Reproduza palavra por palavra o trecho do texto fornecido que se inicia com as palavras "A escrita dos" e termina com "o aludido cônsul!".
----- Texto fornecido
Malcolm Lowry - Ele gostava dos mortos

Lowry descreve algum conhecido ou amigo nesta décima, um sujeito que já teria criado “anticorpos” contra o amor, não se sentindo à vontade como amante: deleita-se com os mortos em vez dos vivos, e nesse afazer, os elementos da realidade já teriam perdido a sua essência – “a grama não era verde, nem grama”.

A escrita dos últimos dois versos do poema o encerra com um belo efeito: numa elaborada repetição, surgem as imagens da grama, do sol, da rosa – omitida pelo tradutor brasileiro –, do fumo e dos galhos, pormenorizando de modo categórico uma natureza despojada de encantos, na qual submerso o tipo de que se trata.

Apenas como nota: Lowry é o autor do conhecido romance “À sombra do vulcão” (“Under the Volcano”; 1947), no qual se narra o sucedido com Geoffrey Firmin, um cônsul britânico alcoólatra, na pequena cidade mexicana de Quauhnahuac, no “Dia dos Mortos” – 1º de novembro 1938. Ao final, indignamente assassinado, o infratranscrito poema bem que se poderia associar à vida que levava o aludido cônsul!

J.A.R. – H.C.

 

Malcolm Lowry

(1909-1957)
----------
----- Entradas listadas
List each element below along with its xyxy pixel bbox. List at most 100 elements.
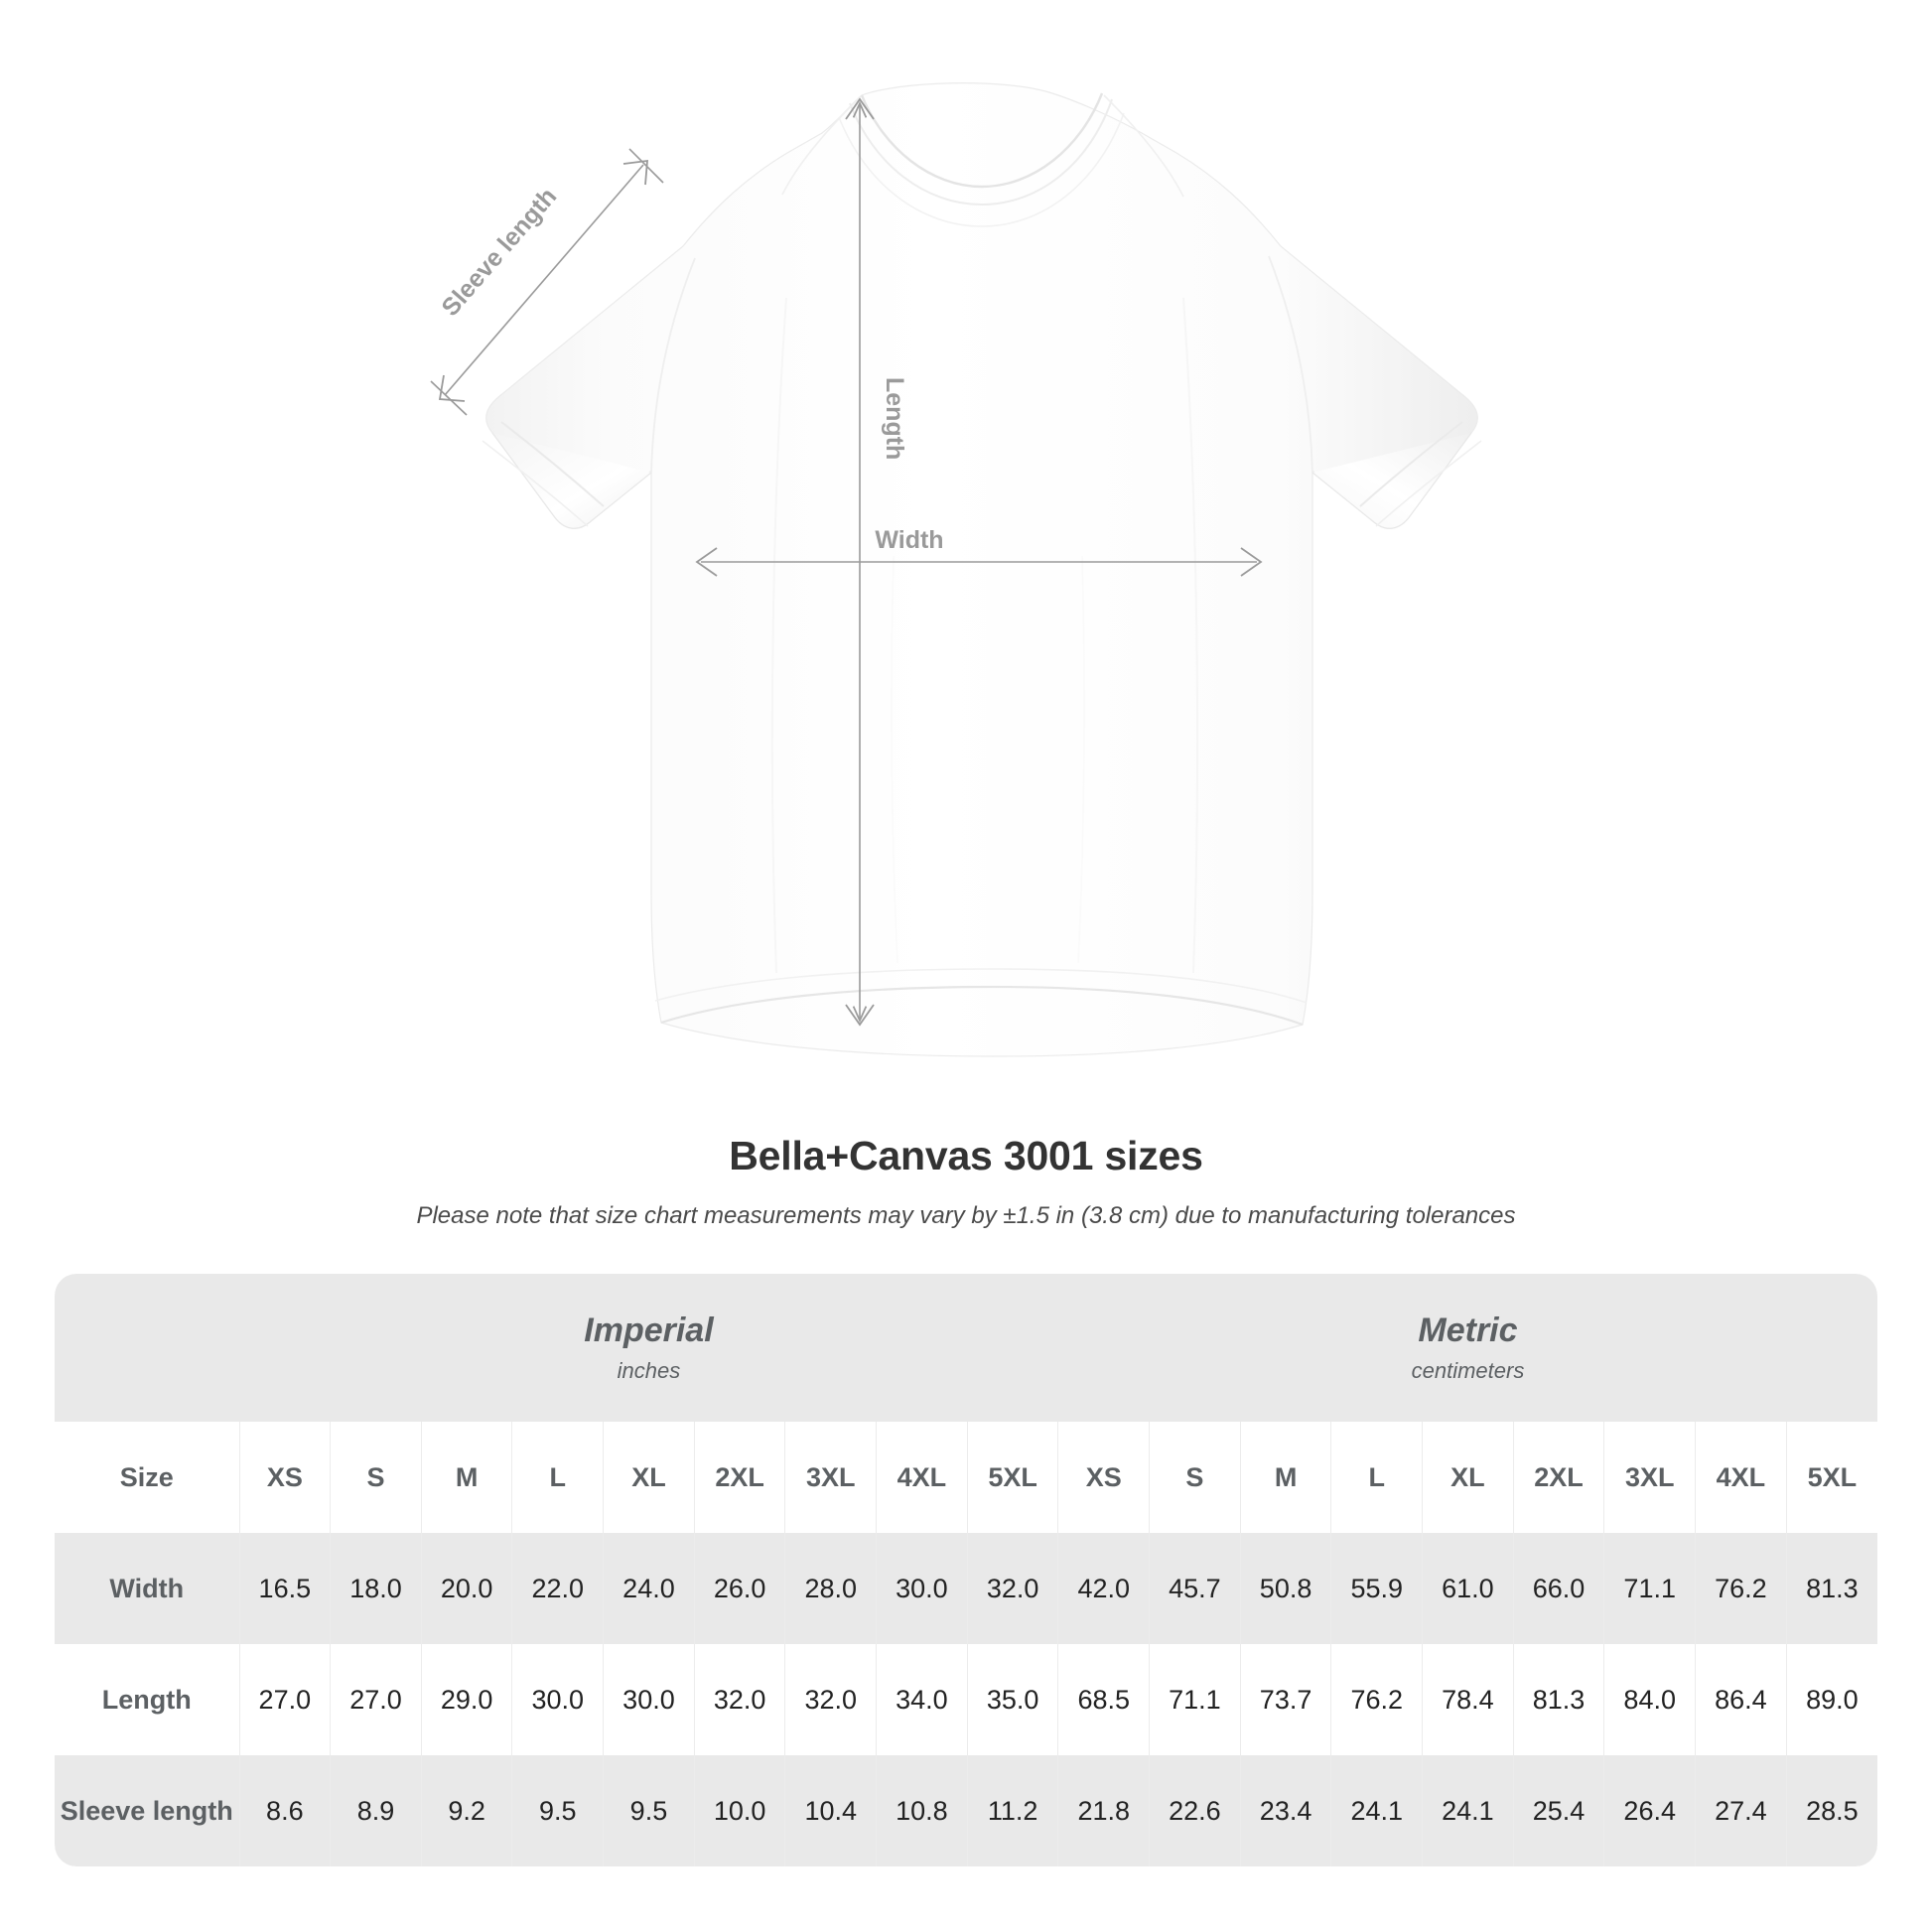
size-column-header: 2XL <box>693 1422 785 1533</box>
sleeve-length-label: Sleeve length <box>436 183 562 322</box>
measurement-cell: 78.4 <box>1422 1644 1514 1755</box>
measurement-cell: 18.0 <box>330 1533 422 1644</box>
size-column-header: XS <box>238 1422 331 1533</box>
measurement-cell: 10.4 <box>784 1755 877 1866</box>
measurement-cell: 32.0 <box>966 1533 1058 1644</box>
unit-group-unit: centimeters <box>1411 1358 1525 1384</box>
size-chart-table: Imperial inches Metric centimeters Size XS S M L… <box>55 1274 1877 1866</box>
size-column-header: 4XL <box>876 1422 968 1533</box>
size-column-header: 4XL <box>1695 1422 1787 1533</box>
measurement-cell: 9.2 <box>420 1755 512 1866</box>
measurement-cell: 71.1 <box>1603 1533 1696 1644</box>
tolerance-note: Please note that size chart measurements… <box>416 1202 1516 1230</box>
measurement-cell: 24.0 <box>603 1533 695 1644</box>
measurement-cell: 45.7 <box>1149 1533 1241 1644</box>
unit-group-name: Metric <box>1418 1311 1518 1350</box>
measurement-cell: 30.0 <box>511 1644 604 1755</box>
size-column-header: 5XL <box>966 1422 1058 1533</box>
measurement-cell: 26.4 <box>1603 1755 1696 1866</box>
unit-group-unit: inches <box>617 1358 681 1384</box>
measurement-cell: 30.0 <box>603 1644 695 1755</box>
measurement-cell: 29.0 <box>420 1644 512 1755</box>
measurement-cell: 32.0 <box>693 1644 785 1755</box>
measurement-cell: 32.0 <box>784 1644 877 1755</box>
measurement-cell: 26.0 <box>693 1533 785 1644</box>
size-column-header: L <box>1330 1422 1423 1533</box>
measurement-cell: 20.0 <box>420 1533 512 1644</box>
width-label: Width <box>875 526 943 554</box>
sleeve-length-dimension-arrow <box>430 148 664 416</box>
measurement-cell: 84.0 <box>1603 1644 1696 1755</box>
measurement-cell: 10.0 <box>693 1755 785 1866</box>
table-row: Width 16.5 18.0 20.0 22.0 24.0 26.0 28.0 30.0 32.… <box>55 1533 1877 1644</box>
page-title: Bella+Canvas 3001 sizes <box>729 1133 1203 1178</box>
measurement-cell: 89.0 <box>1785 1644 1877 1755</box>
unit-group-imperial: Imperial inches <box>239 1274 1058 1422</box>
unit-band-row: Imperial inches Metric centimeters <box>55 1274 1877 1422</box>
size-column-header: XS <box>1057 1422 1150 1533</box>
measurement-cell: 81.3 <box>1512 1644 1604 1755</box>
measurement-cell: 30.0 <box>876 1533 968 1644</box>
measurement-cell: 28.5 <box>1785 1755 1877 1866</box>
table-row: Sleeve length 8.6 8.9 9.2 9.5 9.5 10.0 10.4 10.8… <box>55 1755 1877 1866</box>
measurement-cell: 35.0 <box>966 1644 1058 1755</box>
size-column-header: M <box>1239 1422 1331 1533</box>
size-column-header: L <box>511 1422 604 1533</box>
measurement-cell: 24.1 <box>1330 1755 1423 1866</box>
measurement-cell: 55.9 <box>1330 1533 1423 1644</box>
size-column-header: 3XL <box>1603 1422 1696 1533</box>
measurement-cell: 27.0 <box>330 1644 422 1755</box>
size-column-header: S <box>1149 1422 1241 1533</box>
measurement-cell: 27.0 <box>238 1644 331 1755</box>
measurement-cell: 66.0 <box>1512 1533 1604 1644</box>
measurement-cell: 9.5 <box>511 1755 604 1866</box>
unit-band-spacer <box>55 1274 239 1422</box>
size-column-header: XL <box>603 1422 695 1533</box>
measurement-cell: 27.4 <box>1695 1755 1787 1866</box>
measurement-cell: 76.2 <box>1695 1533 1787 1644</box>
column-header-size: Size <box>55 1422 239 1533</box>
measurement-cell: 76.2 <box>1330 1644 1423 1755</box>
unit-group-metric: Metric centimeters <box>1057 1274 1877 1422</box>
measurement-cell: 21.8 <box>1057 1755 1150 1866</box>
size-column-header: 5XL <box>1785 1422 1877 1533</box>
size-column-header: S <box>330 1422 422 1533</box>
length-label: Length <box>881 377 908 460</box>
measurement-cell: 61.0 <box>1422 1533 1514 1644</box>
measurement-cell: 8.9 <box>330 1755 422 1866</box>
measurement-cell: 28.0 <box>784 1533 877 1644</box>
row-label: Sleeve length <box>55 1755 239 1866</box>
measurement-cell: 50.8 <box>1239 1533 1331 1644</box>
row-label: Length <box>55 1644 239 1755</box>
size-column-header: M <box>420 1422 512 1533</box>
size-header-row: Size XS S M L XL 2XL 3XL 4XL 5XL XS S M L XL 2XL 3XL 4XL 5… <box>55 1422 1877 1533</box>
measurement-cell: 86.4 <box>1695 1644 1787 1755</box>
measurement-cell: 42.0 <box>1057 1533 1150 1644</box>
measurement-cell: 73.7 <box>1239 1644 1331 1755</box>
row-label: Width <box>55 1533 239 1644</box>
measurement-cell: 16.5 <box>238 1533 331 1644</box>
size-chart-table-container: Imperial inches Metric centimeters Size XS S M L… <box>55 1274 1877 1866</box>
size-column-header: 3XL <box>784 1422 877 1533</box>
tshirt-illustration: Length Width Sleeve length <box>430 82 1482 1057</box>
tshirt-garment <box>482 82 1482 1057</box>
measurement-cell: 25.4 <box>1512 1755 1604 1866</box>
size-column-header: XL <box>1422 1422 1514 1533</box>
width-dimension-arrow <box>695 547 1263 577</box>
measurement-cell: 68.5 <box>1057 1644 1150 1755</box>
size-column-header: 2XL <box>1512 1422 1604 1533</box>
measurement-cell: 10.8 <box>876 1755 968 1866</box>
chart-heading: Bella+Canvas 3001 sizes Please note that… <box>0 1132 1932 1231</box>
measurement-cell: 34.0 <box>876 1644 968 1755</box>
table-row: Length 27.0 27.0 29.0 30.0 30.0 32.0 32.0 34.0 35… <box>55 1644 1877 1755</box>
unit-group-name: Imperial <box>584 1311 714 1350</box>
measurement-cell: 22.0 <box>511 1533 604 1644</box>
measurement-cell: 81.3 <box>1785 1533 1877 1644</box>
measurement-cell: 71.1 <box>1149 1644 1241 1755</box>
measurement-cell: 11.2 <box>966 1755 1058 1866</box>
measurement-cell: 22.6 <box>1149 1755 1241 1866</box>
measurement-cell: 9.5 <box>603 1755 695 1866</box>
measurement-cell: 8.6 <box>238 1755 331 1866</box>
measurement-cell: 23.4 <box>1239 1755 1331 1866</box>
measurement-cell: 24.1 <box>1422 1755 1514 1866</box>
----------
Resposta completa
A escrita dos últimos dois versos do poema o encerra com um belo efeito: numa elaborada repetição, surgem as imagens da grama, do sol, da rosa – omitida pelo tradutor brasileiro –, do fumo e dos galhos, pormenorizando de modo categórico uma natureza despojada de encantos, na qual submerso o tipo de que se trata.

Apenas como nota: Lowry é o autor do conhecido romance “À sombra do vulcão” (“Under the Volcano”; 1947), no qual se narra o sucedido com Geoffrey Firmin, um cônsul britânico alcoólatra, na pequena cidade mexicana de Quauhnahuac, no “Dia dos Mortos” – 1º de novembro 1938. Ao final, indignamente assassinado, o infratranscrito poema bem que se poderia associar à vida que levava o aludido cônsul!